— GOAL —
List each line of the data in which the string "bottom" appears.
※
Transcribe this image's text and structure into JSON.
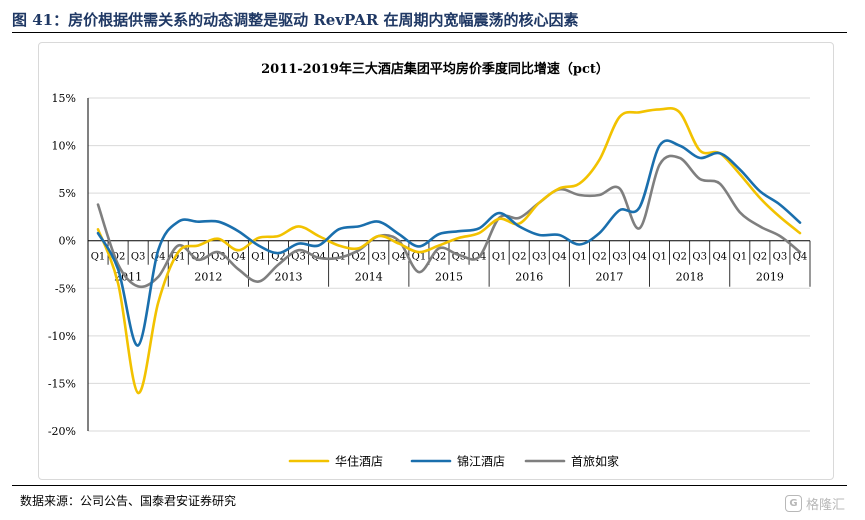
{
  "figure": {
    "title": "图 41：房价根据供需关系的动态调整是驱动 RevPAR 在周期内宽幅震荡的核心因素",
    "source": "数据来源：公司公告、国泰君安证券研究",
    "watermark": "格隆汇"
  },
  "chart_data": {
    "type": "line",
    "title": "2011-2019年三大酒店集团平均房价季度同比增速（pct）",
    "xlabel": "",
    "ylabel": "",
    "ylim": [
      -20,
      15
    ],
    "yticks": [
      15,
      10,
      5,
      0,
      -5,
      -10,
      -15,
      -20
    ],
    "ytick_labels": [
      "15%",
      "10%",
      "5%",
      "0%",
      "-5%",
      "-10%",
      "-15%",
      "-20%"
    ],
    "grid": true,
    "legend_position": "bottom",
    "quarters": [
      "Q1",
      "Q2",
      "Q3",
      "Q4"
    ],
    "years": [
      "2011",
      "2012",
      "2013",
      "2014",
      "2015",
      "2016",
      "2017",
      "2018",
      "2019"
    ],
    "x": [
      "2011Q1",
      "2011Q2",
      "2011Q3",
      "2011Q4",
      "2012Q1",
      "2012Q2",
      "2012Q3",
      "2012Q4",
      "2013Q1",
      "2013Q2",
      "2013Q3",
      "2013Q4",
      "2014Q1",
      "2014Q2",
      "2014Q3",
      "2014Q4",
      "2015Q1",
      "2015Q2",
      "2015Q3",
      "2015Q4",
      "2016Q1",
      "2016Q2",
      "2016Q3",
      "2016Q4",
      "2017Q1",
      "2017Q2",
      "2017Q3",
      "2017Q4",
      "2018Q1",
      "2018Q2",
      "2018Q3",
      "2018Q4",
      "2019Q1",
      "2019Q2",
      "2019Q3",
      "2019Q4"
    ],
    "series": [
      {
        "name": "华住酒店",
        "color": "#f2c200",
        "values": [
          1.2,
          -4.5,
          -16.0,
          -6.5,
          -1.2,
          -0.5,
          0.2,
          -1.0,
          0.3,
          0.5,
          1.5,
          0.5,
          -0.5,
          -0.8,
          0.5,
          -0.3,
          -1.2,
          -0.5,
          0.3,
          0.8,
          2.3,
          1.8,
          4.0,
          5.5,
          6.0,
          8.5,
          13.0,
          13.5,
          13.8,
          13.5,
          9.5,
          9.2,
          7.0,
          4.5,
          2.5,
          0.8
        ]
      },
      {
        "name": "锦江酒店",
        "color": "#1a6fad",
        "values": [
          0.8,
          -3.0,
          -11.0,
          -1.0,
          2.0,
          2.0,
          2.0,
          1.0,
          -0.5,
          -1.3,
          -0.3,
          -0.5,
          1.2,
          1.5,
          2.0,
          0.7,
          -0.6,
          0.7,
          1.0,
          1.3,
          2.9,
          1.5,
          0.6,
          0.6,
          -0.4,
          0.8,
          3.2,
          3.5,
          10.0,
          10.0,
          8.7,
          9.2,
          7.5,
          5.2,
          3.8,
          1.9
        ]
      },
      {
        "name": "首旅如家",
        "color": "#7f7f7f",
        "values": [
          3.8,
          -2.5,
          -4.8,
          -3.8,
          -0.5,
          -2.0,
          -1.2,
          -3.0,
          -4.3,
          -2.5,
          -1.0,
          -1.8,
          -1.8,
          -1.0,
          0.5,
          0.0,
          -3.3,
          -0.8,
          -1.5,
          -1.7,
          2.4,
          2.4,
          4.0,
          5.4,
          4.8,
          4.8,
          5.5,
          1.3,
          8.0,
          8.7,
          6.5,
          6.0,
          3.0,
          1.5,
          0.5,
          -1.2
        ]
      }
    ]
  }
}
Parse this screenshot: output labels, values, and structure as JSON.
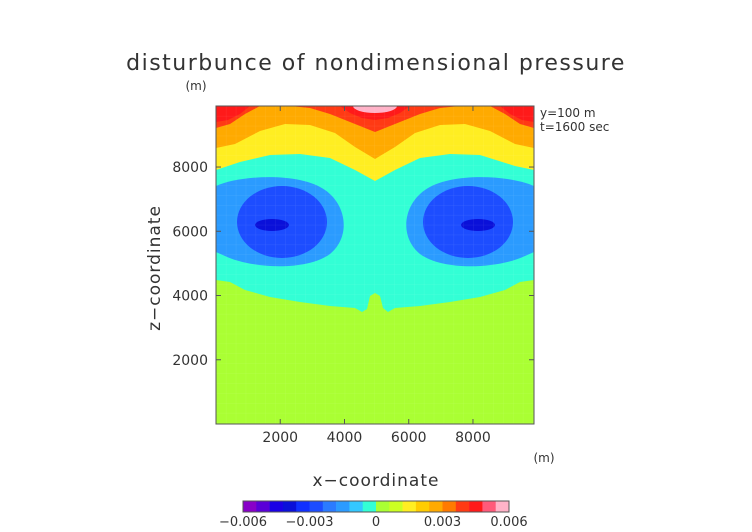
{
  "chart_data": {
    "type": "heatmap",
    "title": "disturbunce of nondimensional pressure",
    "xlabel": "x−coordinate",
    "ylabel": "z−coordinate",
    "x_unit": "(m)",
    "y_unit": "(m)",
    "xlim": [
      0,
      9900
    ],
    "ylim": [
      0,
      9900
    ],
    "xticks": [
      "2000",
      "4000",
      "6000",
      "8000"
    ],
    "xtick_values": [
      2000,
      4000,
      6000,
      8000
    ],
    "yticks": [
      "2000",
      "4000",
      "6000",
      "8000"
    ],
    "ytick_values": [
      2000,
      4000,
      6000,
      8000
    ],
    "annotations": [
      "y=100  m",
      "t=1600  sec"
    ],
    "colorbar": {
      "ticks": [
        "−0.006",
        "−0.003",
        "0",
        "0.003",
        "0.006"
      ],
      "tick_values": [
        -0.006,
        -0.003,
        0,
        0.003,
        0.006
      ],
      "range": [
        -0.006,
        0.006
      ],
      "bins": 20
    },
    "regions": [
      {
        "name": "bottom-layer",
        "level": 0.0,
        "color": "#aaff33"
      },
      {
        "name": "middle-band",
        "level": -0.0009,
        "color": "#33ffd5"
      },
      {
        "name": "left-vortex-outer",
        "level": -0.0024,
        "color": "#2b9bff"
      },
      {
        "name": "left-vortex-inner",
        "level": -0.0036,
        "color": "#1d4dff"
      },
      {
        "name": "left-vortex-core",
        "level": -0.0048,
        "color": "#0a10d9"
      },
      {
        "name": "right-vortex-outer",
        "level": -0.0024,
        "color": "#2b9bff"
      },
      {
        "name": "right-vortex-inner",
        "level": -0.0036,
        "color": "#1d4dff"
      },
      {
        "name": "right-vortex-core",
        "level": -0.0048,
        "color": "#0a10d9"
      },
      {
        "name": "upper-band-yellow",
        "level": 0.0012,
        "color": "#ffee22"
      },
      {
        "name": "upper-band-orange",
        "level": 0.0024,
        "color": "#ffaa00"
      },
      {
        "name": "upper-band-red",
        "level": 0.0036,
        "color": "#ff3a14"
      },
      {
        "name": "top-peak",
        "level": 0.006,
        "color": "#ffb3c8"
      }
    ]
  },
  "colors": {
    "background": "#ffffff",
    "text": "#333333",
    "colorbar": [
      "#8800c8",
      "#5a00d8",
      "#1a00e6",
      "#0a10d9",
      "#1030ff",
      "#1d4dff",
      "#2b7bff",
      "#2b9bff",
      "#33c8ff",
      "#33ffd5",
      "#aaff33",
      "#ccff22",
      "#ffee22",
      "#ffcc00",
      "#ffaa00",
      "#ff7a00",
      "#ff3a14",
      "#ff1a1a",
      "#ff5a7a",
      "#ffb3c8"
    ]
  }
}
※
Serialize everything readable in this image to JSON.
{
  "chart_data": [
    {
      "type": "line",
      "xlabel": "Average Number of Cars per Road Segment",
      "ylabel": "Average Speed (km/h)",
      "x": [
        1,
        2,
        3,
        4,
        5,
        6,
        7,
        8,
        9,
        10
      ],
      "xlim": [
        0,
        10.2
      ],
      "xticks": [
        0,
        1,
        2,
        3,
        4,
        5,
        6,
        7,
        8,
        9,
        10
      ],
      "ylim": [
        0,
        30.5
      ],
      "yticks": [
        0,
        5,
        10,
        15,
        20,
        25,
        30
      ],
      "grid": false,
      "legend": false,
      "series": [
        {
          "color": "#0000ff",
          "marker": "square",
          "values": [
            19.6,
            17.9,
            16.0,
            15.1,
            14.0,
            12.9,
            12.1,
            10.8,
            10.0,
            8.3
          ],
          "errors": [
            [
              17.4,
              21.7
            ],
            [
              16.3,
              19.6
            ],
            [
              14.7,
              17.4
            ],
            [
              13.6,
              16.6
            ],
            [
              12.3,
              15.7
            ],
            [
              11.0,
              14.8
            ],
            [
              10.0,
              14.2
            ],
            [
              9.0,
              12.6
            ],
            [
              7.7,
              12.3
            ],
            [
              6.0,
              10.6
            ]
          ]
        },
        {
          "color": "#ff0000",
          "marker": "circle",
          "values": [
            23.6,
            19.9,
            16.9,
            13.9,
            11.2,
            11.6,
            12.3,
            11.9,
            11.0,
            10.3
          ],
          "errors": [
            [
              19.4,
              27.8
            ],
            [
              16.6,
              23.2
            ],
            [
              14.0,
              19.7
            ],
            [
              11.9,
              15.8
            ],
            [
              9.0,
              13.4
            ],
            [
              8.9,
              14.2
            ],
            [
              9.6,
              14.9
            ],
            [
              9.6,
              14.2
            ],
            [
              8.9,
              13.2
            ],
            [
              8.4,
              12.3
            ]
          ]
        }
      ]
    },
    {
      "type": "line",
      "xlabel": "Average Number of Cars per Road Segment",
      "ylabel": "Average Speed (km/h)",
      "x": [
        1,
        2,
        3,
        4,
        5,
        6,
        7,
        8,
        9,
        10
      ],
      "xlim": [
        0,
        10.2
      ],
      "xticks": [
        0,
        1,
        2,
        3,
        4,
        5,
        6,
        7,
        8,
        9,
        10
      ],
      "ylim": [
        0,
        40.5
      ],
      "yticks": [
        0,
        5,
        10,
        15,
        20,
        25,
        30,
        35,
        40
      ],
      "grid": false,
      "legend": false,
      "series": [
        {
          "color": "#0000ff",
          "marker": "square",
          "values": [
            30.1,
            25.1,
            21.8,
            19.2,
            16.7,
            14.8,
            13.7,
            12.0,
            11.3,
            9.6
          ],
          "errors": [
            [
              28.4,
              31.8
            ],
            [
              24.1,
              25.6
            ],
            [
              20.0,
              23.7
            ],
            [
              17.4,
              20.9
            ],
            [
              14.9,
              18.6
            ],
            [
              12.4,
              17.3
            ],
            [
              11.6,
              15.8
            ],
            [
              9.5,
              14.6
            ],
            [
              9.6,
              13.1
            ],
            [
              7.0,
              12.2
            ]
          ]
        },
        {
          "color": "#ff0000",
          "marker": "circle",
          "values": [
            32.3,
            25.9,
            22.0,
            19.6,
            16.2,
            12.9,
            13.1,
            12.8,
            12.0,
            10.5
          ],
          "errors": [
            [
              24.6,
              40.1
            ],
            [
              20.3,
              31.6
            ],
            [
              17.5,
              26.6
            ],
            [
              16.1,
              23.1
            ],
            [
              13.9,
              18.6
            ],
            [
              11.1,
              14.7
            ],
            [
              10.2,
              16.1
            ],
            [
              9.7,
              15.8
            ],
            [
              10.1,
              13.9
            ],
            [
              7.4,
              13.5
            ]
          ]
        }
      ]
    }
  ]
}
※
— SOLVED PROBLEM —
    "legend_position": "bottom",
        "name": "bottom-layer",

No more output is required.